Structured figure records

___

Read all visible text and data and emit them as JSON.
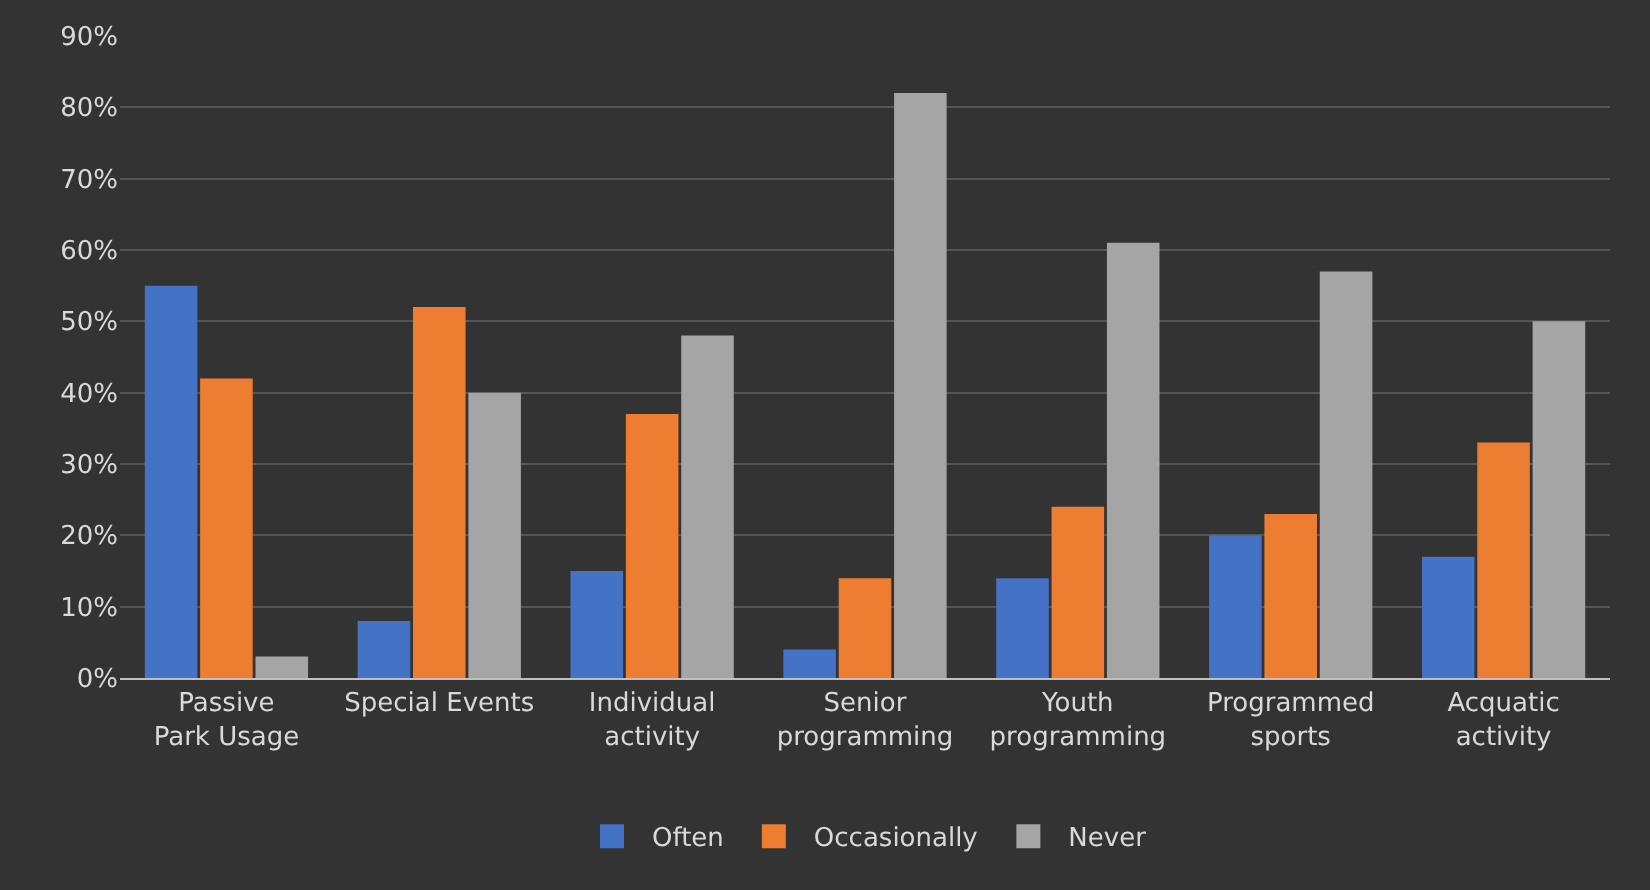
{
  "chart_data": {
    "type": "bar",
    "categories": [
      "Passive Park Usage",
      "Special Events",
      "Individual activity",
      "Senior programming",
      "Youth programming",
      "Programmed sports",
      "Acquatic activity"
    ],
    "series": [
      {
        "name": "Often",
        "color": "#4472c4",
        "values": [
          55,
          8,
          15,
          4,
          14,
          20,
          17
        ]
      },
      {
        "name": "Occasionally",
        "color": "#ed7d31",
        "values": [
          42,
          52,
          37,
          14,
          24,
          23,
          33
        ]
      },
      {
        "name": "Never",
        "color": "#a5a5a5",
        "values": [
          3,
          40,
          48,
          82,
          61,
          57,
          50
        ]
      }
    ],
    "ylim": [
      0,
      90
    ],
    "yticks": [
      {
        "value": 0,
        "label": "0%"
      },
      {
        "value": 10,
        "label": "10%"
      },
      {
        "value": 20,
        "label": "20%"
      },
      {
        "value": 30,
        "label": "30%"
      },
      {
        "value": 40,
        "label": "40%"
      },
      {
        "value": 50,
        "label": "50%"
      },
      {
        "value": 60,
        "label": "60%"
      },
      {
        "value": 70,
        "label": "70%"
      },
      {
        "value": 80,
        "label": "80%"
      },
      {
        "value": 90,
        "label": "90%"
      }
    ],
    "grid": "y",
    "legend": "bottom"
  }
}
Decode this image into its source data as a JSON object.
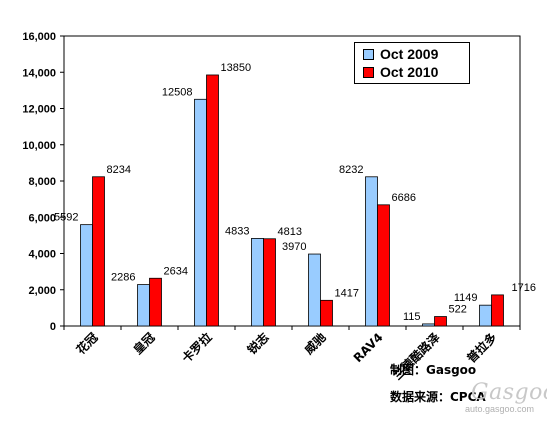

___

Copy out the listing exactly as it stands, but not the pictures.

§ Solved exercise
Read all visible text and data and emit them as JSON.
{
  "chart_data": {
    "type": "bar",
    "categories": [
      "Passive Park Usage",
      "Special Events",
      "Individual activity",
      "Senior programming",
      "Youth programming",
      "Programmed sports",
      "Acquatic activity"
    ],
    "series": [
      {
        "name": "Often",
        "color": "#4472c4",
        "values": [
          55,
          8,
          15,
          4,
          14,
          20,
          17
        ]
      },
      {
        "name": "Occasionally",
        "color": "#ed7d31",
        "values": [
          42,
          52,
          37,
          14,
          24,
          23,
          33
        ]
      },
      {
        "name": "Never",
        "color": "#a5a5a5",
        "values": [
          3,
          40,
          48,
          82,
          61,
          57,
          50
        ]
      }
    ],
    "ylim": [
      0,
      90
    ],
    "yticks": [
      {
        "value": 0,
        "label": "0%"
      },
      {
        "value": 10,
        "label": "10%"
      },
      {
        "value": 20,
        "label": "20%"
      },
      {
        "value": 30,
        "label": "30%"
      },
      {
        "value": 40,
        "label": "40%"
      },
      {
        "value": 50,
        "label": "50%"
      },
      {
        "value": 60,
        "label": "60%"
      },
      {
        "value": 70,
        "label": "70%"
      },
      {
        "value": 80,
        "label": "80%"
      },
      {
        "value": 90,
        "label": "90%"
      }
    ],
    "grid": "y",
    "legend": "bottom"
  }
}
Decode this image into its source data as a JSON object.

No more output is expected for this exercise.